### THE REQUEST
Copy every line of the records below where the word "Simrockstr" occurs.

### INPUT MATERIAL

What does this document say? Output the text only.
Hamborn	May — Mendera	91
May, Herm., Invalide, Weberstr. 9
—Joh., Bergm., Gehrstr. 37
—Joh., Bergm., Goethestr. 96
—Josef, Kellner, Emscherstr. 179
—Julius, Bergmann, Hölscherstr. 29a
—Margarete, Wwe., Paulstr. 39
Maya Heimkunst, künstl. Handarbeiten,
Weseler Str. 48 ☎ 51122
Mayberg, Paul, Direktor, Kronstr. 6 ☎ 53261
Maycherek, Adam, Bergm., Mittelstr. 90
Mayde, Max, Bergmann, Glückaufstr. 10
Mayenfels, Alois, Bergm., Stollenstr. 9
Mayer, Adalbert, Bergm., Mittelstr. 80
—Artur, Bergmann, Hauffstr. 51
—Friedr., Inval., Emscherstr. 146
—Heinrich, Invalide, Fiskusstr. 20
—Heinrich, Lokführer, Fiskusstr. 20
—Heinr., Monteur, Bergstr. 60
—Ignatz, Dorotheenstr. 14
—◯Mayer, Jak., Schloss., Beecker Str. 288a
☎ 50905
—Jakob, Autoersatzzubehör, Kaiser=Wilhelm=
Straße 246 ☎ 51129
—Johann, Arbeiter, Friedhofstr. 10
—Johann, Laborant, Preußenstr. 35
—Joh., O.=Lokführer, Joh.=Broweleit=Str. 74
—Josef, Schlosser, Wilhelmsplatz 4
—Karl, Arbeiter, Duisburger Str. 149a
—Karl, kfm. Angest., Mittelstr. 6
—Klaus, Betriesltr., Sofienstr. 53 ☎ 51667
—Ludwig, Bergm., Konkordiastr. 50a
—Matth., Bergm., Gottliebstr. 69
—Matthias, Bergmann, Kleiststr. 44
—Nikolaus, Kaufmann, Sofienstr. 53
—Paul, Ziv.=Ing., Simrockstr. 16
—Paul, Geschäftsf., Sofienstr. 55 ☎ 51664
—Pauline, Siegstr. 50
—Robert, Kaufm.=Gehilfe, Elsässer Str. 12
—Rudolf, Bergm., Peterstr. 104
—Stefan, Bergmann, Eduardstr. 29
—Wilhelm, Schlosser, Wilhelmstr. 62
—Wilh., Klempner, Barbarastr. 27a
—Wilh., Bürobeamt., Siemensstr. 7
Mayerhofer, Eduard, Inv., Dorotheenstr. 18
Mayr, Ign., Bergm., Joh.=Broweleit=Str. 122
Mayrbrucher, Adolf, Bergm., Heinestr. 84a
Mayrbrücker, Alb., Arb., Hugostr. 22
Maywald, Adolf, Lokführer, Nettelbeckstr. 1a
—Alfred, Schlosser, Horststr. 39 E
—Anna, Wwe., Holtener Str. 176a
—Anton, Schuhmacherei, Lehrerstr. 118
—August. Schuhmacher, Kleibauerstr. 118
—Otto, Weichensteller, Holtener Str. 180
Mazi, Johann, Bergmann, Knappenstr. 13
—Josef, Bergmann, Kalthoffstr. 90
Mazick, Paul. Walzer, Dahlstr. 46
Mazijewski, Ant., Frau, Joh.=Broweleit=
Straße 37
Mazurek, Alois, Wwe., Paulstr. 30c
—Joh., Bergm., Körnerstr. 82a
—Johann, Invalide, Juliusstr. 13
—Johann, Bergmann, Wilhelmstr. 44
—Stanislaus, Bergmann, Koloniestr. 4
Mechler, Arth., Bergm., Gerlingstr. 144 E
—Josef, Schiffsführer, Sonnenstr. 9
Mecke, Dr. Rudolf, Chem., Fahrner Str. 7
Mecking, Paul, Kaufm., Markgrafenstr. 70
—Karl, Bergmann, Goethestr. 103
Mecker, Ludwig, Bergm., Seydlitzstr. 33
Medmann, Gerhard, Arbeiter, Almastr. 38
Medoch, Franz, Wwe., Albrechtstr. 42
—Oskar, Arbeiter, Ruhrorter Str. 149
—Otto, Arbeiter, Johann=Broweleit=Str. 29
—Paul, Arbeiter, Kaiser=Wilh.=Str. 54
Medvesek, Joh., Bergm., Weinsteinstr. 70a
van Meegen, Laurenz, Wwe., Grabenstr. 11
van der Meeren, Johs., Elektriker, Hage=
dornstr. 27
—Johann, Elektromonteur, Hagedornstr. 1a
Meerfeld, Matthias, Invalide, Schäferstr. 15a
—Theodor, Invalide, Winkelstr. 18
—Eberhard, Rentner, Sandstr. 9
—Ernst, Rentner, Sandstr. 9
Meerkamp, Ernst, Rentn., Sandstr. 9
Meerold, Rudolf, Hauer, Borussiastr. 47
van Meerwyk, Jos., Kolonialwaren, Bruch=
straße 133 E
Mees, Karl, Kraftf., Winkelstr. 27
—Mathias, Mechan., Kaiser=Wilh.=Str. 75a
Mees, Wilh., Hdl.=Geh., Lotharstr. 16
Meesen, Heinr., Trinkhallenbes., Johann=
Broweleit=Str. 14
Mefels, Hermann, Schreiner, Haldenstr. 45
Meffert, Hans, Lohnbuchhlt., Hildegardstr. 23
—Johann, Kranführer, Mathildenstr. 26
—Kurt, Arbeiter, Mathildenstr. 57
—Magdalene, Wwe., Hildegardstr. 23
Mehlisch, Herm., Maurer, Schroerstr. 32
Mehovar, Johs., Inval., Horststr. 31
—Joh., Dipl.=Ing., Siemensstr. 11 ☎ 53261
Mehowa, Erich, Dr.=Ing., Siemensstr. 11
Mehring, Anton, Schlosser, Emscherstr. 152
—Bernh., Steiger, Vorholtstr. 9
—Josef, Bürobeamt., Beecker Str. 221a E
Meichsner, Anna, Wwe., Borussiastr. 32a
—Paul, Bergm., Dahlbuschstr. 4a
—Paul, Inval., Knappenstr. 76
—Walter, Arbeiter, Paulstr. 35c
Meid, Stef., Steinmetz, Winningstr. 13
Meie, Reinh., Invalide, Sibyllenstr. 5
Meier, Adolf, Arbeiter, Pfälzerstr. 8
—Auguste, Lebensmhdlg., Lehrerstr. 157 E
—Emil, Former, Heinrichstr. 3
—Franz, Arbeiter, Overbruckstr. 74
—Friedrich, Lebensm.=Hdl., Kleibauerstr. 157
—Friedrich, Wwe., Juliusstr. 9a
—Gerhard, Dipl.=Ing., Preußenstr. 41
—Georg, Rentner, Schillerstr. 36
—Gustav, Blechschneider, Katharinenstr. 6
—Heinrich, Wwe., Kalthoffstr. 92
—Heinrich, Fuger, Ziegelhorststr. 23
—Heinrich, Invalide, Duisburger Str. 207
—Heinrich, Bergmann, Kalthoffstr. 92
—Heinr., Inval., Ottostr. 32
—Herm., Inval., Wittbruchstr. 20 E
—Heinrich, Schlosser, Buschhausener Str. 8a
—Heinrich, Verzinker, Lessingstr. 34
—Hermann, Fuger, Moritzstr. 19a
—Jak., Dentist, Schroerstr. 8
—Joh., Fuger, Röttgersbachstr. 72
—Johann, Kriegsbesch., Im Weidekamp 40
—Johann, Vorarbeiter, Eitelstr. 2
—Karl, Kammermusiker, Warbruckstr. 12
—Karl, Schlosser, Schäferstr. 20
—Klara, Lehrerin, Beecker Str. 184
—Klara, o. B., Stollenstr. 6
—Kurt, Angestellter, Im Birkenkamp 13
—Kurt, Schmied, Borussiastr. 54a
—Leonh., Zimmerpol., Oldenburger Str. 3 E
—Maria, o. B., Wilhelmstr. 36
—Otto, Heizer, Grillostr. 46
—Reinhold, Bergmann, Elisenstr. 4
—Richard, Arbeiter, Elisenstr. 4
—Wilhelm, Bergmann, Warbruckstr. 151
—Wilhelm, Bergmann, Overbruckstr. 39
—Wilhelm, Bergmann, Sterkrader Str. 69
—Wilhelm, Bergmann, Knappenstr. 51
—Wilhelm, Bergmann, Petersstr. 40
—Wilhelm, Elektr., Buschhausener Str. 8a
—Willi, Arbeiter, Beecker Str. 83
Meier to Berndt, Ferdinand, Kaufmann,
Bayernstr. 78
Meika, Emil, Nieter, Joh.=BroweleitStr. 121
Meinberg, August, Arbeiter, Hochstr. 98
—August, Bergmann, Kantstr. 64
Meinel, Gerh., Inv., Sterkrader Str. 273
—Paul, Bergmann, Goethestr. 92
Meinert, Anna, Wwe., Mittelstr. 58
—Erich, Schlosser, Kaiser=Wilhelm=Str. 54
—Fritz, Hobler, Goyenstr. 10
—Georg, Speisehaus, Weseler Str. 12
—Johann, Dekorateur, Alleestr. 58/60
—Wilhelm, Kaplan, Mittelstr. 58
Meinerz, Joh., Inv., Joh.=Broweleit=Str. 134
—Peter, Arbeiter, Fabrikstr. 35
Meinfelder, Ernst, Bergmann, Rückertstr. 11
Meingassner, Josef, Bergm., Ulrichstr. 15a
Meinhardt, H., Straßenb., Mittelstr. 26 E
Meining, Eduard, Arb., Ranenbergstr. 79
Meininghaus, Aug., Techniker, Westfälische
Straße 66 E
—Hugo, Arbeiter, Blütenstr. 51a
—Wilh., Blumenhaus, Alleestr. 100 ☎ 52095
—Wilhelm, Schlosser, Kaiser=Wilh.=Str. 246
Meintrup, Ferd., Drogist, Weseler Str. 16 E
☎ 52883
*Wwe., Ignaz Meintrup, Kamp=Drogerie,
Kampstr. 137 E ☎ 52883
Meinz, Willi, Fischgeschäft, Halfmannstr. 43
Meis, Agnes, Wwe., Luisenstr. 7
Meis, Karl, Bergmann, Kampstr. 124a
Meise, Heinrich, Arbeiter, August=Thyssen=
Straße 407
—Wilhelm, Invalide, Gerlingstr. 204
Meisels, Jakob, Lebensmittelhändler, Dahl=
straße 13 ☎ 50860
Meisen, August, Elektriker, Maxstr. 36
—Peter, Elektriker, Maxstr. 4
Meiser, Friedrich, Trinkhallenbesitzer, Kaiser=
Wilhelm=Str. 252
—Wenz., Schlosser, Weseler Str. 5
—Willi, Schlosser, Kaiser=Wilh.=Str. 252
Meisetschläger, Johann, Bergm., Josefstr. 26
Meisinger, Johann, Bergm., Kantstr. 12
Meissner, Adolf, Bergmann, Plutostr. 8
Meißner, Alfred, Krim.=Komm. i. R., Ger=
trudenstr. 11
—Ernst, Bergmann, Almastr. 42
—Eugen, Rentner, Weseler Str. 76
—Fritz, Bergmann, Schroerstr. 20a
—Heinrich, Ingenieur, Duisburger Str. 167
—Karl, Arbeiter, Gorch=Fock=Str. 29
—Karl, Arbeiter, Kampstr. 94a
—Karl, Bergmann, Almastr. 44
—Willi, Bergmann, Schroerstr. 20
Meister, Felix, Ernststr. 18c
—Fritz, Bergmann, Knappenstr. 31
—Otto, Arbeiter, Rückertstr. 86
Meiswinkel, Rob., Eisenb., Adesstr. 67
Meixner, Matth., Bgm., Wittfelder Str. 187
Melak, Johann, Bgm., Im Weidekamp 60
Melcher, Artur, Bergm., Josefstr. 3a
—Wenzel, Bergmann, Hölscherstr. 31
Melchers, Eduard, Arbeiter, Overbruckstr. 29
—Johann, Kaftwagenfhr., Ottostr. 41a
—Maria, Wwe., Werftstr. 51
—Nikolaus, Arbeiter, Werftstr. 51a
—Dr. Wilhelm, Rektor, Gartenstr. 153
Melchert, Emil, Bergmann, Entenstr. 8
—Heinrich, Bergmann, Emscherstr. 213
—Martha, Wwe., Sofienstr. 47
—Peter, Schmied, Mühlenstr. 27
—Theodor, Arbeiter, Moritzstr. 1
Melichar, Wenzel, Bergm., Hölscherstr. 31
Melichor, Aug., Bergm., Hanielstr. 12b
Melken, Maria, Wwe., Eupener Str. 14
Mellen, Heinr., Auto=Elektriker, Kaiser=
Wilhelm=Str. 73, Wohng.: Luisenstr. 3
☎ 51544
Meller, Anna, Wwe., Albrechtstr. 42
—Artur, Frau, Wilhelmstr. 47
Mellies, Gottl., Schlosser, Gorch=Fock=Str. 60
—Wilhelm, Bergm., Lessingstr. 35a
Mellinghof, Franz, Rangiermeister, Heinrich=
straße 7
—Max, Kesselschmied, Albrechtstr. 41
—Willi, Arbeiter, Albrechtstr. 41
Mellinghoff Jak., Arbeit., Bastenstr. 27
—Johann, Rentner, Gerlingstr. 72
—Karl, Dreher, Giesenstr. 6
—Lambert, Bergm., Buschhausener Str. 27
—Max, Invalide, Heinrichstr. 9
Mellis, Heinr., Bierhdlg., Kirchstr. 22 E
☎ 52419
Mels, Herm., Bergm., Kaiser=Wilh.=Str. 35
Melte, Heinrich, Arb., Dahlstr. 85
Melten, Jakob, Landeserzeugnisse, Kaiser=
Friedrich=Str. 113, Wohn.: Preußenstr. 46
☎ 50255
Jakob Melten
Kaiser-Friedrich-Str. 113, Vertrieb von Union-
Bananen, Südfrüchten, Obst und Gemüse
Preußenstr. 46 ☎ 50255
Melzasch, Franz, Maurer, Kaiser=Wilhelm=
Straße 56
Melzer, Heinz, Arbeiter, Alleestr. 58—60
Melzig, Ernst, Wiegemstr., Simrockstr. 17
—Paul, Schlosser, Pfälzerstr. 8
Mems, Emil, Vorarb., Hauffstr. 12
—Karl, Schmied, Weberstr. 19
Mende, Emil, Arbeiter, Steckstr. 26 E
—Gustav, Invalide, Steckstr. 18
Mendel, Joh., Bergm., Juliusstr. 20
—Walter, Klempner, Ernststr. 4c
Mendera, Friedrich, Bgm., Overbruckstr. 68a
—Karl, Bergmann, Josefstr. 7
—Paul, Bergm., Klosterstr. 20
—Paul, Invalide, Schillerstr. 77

### THE ANSWER
—Paul, Ziv.=Ing., Simrockstr. 16
Melzig, Ernst, Wiegemstr., Simrockstr. 17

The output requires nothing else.